**Aim of the exercise:** Restate all of the data exactly.

[Saved entries]
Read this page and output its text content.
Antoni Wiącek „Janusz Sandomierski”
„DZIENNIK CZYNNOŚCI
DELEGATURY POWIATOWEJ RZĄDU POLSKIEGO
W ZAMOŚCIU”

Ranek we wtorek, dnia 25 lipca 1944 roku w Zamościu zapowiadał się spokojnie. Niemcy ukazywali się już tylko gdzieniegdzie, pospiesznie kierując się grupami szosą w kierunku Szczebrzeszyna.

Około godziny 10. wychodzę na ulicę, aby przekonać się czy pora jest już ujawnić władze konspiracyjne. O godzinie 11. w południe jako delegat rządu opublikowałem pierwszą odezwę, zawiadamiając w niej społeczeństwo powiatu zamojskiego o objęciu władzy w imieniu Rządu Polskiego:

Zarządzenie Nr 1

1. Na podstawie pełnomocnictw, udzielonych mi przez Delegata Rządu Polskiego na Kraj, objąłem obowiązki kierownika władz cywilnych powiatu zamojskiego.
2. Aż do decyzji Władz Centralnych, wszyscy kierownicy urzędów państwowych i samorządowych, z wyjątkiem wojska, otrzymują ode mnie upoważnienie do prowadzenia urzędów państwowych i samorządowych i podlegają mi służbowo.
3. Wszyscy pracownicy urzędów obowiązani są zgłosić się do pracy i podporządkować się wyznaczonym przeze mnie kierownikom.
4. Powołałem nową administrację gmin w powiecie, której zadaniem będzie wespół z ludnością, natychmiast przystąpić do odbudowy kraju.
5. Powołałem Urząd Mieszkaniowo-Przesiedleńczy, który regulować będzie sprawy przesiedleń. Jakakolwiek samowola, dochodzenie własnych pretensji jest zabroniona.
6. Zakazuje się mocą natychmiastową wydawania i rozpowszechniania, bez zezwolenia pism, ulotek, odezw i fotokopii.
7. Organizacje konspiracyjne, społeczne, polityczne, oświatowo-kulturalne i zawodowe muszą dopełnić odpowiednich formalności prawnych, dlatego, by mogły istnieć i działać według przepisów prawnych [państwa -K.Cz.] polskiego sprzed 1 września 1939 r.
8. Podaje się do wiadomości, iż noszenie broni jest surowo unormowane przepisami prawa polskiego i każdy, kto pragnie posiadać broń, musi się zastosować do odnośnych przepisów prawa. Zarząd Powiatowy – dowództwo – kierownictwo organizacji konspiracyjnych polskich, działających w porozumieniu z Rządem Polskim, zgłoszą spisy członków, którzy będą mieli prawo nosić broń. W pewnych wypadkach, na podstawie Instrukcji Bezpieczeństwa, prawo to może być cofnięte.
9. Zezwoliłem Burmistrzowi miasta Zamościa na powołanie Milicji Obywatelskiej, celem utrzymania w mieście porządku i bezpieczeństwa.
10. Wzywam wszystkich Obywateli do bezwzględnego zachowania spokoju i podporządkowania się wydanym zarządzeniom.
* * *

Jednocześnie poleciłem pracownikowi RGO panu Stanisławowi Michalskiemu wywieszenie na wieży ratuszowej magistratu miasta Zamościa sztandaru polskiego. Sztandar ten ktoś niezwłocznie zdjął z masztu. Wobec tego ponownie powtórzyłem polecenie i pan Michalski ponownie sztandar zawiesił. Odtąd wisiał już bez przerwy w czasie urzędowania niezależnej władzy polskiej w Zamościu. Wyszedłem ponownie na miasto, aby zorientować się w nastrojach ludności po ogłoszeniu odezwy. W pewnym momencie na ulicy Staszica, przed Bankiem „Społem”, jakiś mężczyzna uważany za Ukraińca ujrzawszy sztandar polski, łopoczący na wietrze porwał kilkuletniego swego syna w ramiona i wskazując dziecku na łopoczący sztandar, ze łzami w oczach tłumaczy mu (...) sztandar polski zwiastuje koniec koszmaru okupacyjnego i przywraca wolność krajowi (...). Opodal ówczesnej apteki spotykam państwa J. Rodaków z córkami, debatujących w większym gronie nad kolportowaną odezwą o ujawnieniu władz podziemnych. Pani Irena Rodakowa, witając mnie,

**Result of this exercise:**
Read this page and output its text content.
Antoni Wiącek „Janusz Sandomierski”
„DZIENNIK CZYNNOŚCI
DELEGATURY POWIATOWEJ RZĄDU POLSKIEGO
W ZAMOŚCIU”

Ranek we wtorek, dnia 25 lipca 1944 roku w Zamościu zapowiadał się spokojnie. Niemcy ukazywali się już tylko gdzieniegdzie, pospiesznie kierując się grupami szosą w kierunku Szczebrzeszyna.

Około godziny 10. wychodzę na ulicę, aby przekonać się czy pora jest już ujawnić władze konspiracyjne. O godzinie 11. w południe jako delegat rządu opublikowałem pierwszą odezwę, zawiadamiając w niej społeczeństwo powiatu zamojskiego o objęciu władzy w imieniu Rządu Polskiego:

Zarządzenie Nr 1

1. Na podstawie pełnomocnictw, udzielonych mi przez Delegata Rządu Polskiego na Kraj, objąłem obowiązki kierownika władz cywilnych powiatu zamojskiego.
2. Aż do decyzji Władz Centralnych, wszyscy kierownicy urzędów państwowych i samorządowych, z wyjątkiem wojska, otrzymują ode mnie upoważnienie do prowadzenia urzędów państwowych i samorządowych i podlegają mi służbowo.
3. Wszyscy pracownicy urzędów obowiązani są zgłosić się do pracy i podporządkować się wyznaczonym przeze mnie kierownikom.
4. Powołałem nową administrację gmin w powiecie, której zadaniem będzie wespół z ludnością, natychmiast przystąpić do odbudowy kraju.
5. Powołałem Urząd Mieszkaniowo-Przesiedleńczy, który regulować będzie sprawy przesiedleń. Jakakolwiek samowola, dochodzenie własnych pretensji jest zabroniona.
6. Zakazuje się mocą natychmiastową wydawania i rozpowszechniania, bez zezwolenia pism, ulotek, odezw i fotokopii.
7. Organizacje konspiracyjne, społeczne, polityczne, oświatowo-kulturalne i zawodowe muszą dopełnić odpowiednich formalności prawnych, dlatego, by mogły istnieć i działać według przepisów prawnych [państwa -K.Cz.] polskiego sprzed 1 września 1939 r.
8. Podaje się do wiadomości, iż noszenie broni jest surowo unormowane przepisami prawa polskiego i każdy, kto pragnie posiadać broń, musi się zastosować do odnośnych przepisów prawa. Zarząd Powiatowy – dowództwo – kierownictwo organizacji konspiracyjnych polskich, działających w porozumieniu z Rządem Polskim, zgłoszą spisy członków, którzy będą mieli prawo nosić broń. W pewnych wypadkach, na podstawie Instrukcji Bezpieczeństwa, prawo to może być cofnięte.
9. Zezwoliłem Burmistrzowi miasta Zamościa na powołanie Milicji Obywatelskiej, celem utrzymania w mieście porządku i bezpieczeństwa.
10. Wzywam wszystkich Obywateli do bezwzględnego zachowania spokoju i podporządkowania się wydanym zarządzeniom.
* * *

Jednocześnie poleciłem pracownikowi RGO panu Stanisławowi Michalskiemu wywieszenie na wieży ratuszowej magistratu miasta Zamościa sztandaru polskiego. Sztandar ten ktoś niezwłocznie zdjął z masztu. Wobec tego ponownie powtórzyłem polecenie i pan Michalski ponownie sztandar zawiesił. Odtąd wisiał już bez przerwy w czasie urzędowania niezależnej władzy polskiej w Zamościu. Wyszedłem ponownie na miasto, aby zorientować się w nastrojach ludności po ogłoszeniu odezwy. W pewnym momencie na ulicy Staszica, przed Bankiem „Społem”, jakiś mężczyzna uważany za Ukraińca ujrzawszy sztandar polski, łopoczący na wietrze porwał kilkuletniego swego syna w ramiona i wskazując dziecku na łopoczący sztandar, ze łzami w oczach tłumaczy mu (...) sztandar polski zwiastuje koniec koszmaru okupacyjnego i przywraca wolność krajowi (...). Opodal ówczesnej apteki spotykam państwa J. Rodaków z córkami, debatujących w większym gronie nad kolportowaną odezwą o ujawnieniu władz podziemnych. Pani Irena Rodakowa, witając mnie,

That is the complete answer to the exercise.